▸ REQUIREMENTS: Write out each line of the material again, word for word.

## BEGIN

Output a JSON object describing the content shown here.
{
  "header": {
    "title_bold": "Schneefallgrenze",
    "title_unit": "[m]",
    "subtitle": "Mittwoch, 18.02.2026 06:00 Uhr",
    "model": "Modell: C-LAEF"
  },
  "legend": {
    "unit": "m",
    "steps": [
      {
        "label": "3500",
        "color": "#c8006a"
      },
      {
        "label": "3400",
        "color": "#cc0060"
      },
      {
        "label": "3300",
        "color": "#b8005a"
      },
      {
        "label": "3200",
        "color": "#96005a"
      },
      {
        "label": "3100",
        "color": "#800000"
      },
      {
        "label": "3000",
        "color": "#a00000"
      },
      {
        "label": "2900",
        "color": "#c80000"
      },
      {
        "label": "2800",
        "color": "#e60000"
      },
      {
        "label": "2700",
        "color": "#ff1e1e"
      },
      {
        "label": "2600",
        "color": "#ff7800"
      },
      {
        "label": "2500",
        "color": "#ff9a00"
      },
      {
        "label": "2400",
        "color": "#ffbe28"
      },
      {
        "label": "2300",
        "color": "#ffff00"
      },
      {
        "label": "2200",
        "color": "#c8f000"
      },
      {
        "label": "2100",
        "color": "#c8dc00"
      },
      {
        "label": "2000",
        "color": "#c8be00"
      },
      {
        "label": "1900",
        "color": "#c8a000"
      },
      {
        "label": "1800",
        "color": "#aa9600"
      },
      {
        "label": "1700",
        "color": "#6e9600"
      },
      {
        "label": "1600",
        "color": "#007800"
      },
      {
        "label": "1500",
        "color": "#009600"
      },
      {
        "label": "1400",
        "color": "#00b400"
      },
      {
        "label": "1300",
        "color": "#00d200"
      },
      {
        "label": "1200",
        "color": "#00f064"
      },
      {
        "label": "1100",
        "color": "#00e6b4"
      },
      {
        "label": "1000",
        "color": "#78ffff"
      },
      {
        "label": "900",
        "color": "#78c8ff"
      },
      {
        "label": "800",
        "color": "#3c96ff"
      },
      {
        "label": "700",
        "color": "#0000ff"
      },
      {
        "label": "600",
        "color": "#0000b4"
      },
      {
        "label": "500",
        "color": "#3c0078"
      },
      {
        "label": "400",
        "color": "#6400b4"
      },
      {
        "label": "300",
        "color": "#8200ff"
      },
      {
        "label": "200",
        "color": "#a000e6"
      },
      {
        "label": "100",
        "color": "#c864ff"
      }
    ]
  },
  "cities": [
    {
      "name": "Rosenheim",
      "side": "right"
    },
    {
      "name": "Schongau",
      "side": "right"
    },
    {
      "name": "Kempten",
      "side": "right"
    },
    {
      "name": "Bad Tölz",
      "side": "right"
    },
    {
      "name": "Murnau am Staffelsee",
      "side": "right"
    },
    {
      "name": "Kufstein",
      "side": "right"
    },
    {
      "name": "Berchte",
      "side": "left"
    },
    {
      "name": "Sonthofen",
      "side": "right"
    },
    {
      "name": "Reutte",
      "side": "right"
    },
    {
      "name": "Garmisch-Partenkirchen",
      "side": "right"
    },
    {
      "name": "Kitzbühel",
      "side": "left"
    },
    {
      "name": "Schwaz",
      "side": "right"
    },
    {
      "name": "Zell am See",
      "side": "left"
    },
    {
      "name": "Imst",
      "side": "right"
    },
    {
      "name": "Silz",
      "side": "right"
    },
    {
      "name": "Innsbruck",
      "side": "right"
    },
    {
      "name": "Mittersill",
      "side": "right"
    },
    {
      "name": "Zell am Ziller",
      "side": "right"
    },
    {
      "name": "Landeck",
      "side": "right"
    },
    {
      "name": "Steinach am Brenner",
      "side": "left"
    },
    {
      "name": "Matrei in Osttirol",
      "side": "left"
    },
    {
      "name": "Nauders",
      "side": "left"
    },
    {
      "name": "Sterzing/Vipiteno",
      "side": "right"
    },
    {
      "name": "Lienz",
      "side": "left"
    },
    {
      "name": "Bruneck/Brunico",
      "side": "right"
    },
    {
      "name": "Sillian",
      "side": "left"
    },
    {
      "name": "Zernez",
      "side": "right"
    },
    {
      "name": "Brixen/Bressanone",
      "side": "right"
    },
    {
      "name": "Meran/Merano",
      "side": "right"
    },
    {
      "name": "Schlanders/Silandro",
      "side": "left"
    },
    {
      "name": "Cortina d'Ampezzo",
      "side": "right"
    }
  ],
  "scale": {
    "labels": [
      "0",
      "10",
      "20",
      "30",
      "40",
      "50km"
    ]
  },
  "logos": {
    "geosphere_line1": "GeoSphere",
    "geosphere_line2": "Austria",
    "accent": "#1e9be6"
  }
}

## END

▸ THE REPLY:
Output a JSON object describing the content shown here.
{
  "header": {
    "title_bold": "Schneefallgrenze",
    "title_unit": "[m]",
    "subtitle": "Mittwoch, 18.02.2026 06:00 Uhr",
    "model": "Modell: C-LAEF"
  },
  "legend": {
    "unit": "m",
    "steps": [
      {
        "label": "3500",
        "color": "#c8006a"
      },
      {
        "label": "3400",
        "color": "#cc0060"
      },
      {
        "label": "3300",
        "color": "#b8005a"
      },
      {
        "label": "3200",
        "color": "#96005a"
      },
      {
        "label": "3100",
        "color": "#800000"
      },
      {
        "label": "3000",
        "color": "#a00000"
      },
      {
        "label": "2900",
        "color": "#c80000"
      },
      {
        "label": "2800",
        "color": "#e60000"
      },
      {
        "label": "2700",
        "color": "#ff1e1e"
      },
      {
        "label": "2600",
        "color": "#ff7800"
      },
      {
        "label": "2500",
        "color": "#ff9a00"
      },
      {
        "label": "2400",
        "color": "#ffbe28"
      },
      {
        "label": "2300",
        "color": "#ffff00"
      },
      {
        "label": "2200",
        "color": "#c8f000"
      },
      {
        "label": "2100",
        "color": "#c8dc00"
      },
      {
        "label": "2000",
        "color": "#c8be00"
      },
      {
        "label": "1900",
        "color": "#c8a000"
      },
      {
        "label": "1800",
        "color": "#aa9600"
      },
      {
        "label": "1700",
        "color": "#6e9600"
      },
      {
        "label": "1600",
        "color": "#007800"
      },
      {
        "label": "1500",
        "color": "#009600"
      },
      {
        "label": "1400",
        "color": "#00b400"
      },
      {
        "label": "1300",
        "color": "#00d200"
      },
      {
        "label": "1200",
        "color": "#00f064"
      },
      {
        "label": "1100",
        "color": "#00e6b4"
      },
      {
        "label": "1000",
        "color": "#78ffff"
      },
      {
        "label": "900",
        "color": "#78c8ff"
      },
      {
        "label": "800",
        "color": "#3c96ff"
      },
      {
        "label": "700",
        "color": "#0000ff"
      },
      {
        "label": "600",
        "color": "#0000b4"
      },
      {
        "label": "500",
        "color": "#3c0078"
      },
      {
        "label": "400",
        "color": "#6400b4"
      },
      {
        "label": "300",
        "color": "#8200ff"
      },
      {
        "label": "200",
        "color": "#a000e6"
      },
      {
        "label": "100",
        "color": "#c864ff"
      }
    ]
  },
  "cities": [
    {
      "name": "Rosenheim",
      "side": "right"
    },
    {
      "name": "Schongau",
      "side": "right"
    },
    {
      "name": "Kempten",
      "side": "right"
    },
    {
      "name": "Bad Tölz",
      "side": "right"
    },
    {
      "name": "Murnau am Staffelsee",
      "side": "right"
    },
    {
      "name": "Kufstein",
      "side": "right"
    },
    {
      "name": "Berchte",
      "side": "left"
    },
    {
      "name": "Sonthofen",
      "side": "right"
    },
    {
      "name": "Reutte",
      "side": "right"
    },
    {
      "name": "Garmisch-Partenkirchen",
      "side": "right"
    },
    {
      "name": "Kitzbühel",
      "side": "left"
    },
    {
      "name": "Schwaz",
      "side": "right"
    },
    {
      "name": "Zell am See",
      "side": "left"
    },
    {
      "name": "Imst",
      "side": "right"
    },
    {
      "name": "Silz",
      "side": "right"
    },
    {
      "name": "Innsbruck",
      "side": "right"
    },
    {
      "name": "Mittersill",
      "side": "right"
    },
    {
      "name": "Zell am Ziller",
      "side": "right"
    },
    {
      "name": "Landeck",
      "side": "right"
    },
    {
      "name": "Steinach am Brenner",
      "side": "left"
    },
    {
      "name": "Matrei in Osttirol",
      "side": "left"
    },
    {
      "name": "Nauders",
      "side": "left"
    },
    {
      "name": "Sterzing/Vipiteno",
      "side": "right"
    },
    {
      "name": "Lienz",
      "side": "left"
    },
    {
      "name": "Bruneck/Brunico",
      "side": "right"
    },
    {
      "name": "Sillian",
      "side": "left"
    },
    {
      "name": "Zernez",
      "side": "right"
    },
    {
      "name": "Brixen/Bressanone",
      "side": "right"
    },
    {
      "name": "Meran/Merano",
      "side": "right"
    },
    {
      "name": "Schlanders/Silandro",
      "side": "left"
    },
    {
      "name": "Cortina d'Ampezzo",
      "side": "right"
    }
  ],
  "scale": {
    "labels": [
      "0",
      "10",
      "20",
      "30",
      "40",
      "50km"
    ]
  },
  "logos": {
    "geosphere_line1": "GeoSphere",
    "geosphere_line2": "Austria",
    "accent": "#1e9be6"
  }
}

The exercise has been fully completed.